Written task ->
Retype each entry below, keeping every character the same.

Exercise materials ->
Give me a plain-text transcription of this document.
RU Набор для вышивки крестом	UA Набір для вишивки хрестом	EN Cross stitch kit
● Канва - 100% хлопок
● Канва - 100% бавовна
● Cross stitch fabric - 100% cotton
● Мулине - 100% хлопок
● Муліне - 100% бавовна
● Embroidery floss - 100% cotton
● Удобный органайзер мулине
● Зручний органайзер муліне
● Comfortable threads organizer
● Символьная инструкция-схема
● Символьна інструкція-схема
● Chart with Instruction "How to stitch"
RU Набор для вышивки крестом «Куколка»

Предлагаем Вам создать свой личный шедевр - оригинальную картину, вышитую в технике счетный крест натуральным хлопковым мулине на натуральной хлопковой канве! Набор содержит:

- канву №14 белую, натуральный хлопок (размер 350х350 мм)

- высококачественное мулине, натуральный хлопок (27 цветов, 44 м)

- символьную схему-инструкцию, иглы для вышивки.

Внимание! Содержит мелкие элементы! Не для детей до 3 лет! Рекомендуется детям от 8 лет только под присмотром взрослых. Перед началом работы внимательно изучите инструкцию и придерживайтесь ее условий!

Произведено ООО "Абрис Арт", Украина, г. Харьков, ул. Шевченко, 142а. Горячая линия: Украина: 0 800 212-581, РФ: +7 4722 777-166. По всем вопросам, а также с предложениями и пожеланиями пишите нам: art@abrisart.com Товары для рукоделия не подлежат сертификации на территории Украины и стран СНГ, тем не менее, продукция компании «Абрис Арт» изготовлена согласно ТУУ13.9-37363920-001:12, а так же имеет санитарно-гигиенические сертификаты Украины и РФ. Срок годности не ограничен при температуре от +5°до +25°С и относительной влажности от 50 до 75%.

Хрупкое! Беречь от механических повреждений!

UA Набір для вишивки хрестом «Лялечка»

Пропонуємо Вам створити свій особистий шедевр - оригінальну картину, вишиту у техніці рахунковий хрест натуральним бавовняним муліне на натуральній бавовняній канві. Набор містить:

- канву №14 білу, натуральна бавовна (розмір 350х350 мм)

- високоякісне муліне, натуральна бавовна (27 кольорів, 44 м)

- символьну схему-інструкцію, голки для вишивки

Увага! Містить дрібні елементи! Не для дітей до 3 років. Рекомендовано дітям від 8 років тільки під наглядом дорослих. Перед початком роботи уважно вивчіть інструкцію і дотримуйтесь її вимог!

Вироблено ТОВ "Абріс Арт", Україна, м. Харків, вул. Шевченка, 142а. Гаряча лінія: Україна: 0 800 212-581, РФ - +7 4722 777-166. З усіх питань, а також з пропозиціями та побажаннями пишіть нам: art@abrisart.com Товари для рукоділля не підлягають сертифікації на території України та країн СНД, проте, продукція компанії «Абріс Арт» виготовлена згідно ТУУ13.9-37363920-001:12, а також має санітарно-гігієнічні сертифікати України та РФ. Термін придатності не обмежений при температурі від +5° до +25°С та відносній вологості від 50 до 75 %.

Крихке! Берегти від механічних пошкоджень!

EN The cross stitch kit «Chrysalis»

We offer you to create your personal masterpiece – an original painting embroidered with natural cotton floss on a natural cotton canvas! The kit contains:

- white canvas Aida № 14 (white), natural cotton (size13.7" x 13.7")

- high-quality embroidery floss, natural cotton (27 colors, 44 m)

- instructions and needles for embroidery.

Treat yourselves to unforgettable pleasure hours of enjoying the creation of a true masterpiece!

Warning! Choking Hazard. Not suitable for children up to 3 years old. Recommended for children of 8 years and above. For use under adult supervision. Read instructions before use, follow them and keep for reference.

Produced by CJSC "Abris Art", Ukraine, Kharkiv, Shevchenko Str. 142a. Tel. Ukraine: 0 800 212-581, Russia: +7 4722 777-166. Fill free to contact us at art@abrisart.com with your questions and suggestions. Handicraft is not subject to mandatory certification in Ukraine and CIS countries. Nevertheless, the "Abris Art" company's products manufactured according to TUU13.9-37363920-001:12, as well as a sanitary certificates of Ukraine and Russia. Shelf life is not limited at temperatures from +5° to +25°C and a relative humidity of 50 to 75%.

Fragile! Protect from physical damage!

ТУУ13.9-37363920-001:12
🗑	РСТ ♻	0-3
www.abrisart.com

Answer to this exercise ->
Give me a plain-text transcription of this document.
RU Набор для вышивки крестом	UA Набір для вишивки хрестом	EN Cross stitch kit
● Канва - 100% хлопок
● Канва - 100% бавовна
● Cross stitch fabric - 100% cotton
● Мулине - 100% хлопок
● Муліне - 100% бавовна
● Embroidery floss - 100% cotton
● Удобный органайзер мулине
● Зручний органайзер муліне
● Comfortable threads organizer
● Символьная инструкция-схема
● Символьна інструкція-схема
● Chart with Instruction "How to stitch"
RU Набор для вышивки крестом «Куколка»

Предлагаем Вам создать свой личный шедевр - оригинальную картину, вышитую в технике счетный крест натуральным хлопковым мулине на натуральной хлопковой канве! Набор содержит:

- канву №14 белую, натуральный хлопок (размер 350х350 мм)

- высококачественное мулине, натуральный хлопок (27 цветов, 44 м)

- символьную схему-инструкцию, иглы для вышивки.

Внимание! Содержит мелкие элементы! Не для детей до 3 лет! Рекомендуется детям от 8 лет только под присмотром взрослых. Перед началом работы внимательно изучите инструкцию и придерживайтесь ее условий!

Произведено ООО "Абрис Арт", Украина, г. Харьков, ул. Шевченко, 142а. Горячая линия: Украина: 0 800 212-581, РФ: +7 4722 777-166. По всем вопросам, а также с предложениями и пожеланиями пишите нам: art@abrisart.com Товары для рукоделия не подлежат сертификации на территории Украины и стран СНГ, тем не менее, продукция компании «Абрис Арт» изготовлена согласно ТУУ13.9-37363920-001:12, а так же имеет санитарно-гигиенические сертификаты Украины и РФ. Срок годности не ограничен при температуре от +5°до +25°С и относительной влажности от 50 до 75%.

Хрупкое! Беречь от механических повреждений!

UA Набір для вишивки хрестом «Лялечка»

Пропонуємо Вам створити свій особистий шедевр - оригінальну картину, вишиту у техніці рахунковий хрест натуральним бавовняним муліне на натуральній бавовняній канві. Набор містить:

- канву №14 білу, натуральна бавовна (розмір 350х350 мм)

- високоякісне муліне, натуральна бавовна (27 кольорів, 44 м)

- символьну схему-інструкцію, голки для вишивки

Увага! Містить дрібні елементи! Не для дітей до 3 років. Рекомендовано дітям від 8 років тільки під наглядом дорослих. Перед початком роботи уважно вивчіть інструкцію і дотримуйтесь її вимог!

Вироблено ТОВ "Абріс Арт", Україна, м. Харків, вул. Шевченка, 142а. Гаряча лінія: Україна: 0 800 212-581, РФ - +7 4722 777-166. З усіх питань, а також з пропозиціями та побажаннями пишіть нам: art@abrisart.com Товари для рукоділля не підлягають сертифікації на території України та країн СНД, проте, продукція компанії «Абріс Арт» виготовлена згідно ТУУ13.9-37363920-001:12, а також має санітарно-гігієнічні сертифікати України та РФ. Термін придатності не обмежений при температурі від +5° до +25°С та відносній вологості від 50 до 75 %.

Крихке! Берегти від механічних пошкоджень!

EN The cross stitch kit «Chrysalis»

We offer you to create your personal masterpiece – an original painting embroidered with natural cotton floss on a natural cotton canvas! The kit contains:

- white canvas Aida № 14 (white), natural cotton (size13.7" x 13.7")

- high-quality embroidery floss, natural cotton (27 colors, 44 m)

- instructions and needles for embroidery.

Treat yourselves to unforgettable pleasure hours of enjoying the creation of a true masterpiece!

Warning! Choking Hazard. Not suitable for children up to 3 years old. Recommended for children of 8 years and above. For use under adult supervision. Read instructions before use, follow them and keep for reference.

Produced by CJSC "Abris Art", Ukraine, Kharkiv, Shevchenko Str. 142a. Tel. Ukraine: 0 800 212-581, Russia: +7 4722 777-166. Fill free to contact us at art@abrisart.com with your questions and suggestions. Handicraft is not subject to mandatory certification in Ukraine and CIS countries. Nevertheless, the "Abris Art" company's products manufactured according to TUU13.9-37363920-001:12, as well as a sanitary certificates of Ukraine and Russia. Shelf life is not limited at temperatures from +5° to +25°C and a relative humidity of 50 to 75%.

Fragile! Protect from physical damage!

ТУУ13.9-37363920-001:12
🗑	РСТ ♻	0-3
www.abrisart.com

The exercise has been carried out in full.